THE TASK: Omit every picture, then give all the entries again exactly.

....................

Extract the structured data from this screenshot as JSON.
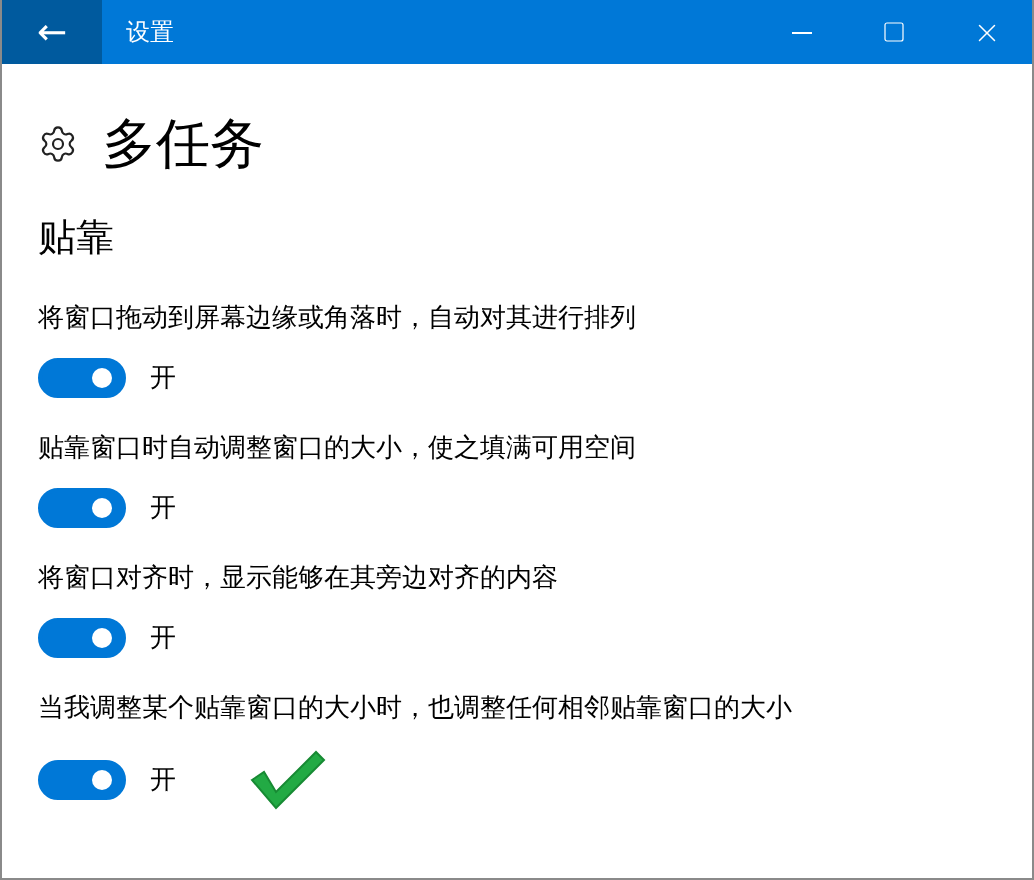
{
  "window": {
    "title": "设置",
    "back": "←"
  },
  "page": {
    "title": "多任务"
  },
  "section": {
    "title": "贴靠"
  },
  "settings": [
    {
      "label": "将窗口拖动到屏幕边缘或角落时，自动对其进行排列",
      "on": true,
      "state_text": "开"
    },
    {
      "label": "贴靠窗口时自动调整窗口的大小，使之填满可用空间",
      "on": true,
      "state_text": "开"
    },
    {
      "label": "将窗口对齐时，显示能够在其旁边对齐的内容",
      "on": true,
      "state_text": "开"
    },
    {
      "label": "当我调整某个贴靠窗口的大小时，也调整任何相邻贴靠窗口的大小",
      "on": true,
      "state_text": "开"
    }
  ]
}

....................

TASK ANSWER:
Extract the structured data from this screenshot as JSON.
{
  "window": {
    "title": "设置",
    "back": "←"
  },
  "page": {
    "title": "多任务"
  },
  "section": {
    "title": "贴靠"
  },
  "settings": [
    {
      "label": "将窗口拖动到屏幕边缘或角落时，自动对其进行排列",
      "on": true,
      "state_text": "开"
    },
    {
      "label": "贴靠窗口时自动调整窗口的大小，使之填满可用空间",
      "on": true,
      "state_text": "开"
    },
    {
      "label": "将窗口对齐时，显示能够在其旁边对齐的内容",
      "on": true,
      "state_text": "开"
    },
    {
      "label": "当我调整某个贴靠窗口的大小时，也调整任何相邻贴靠窗口的大小",
      "on": true,
      "state_text": "开"
    }
  ]
}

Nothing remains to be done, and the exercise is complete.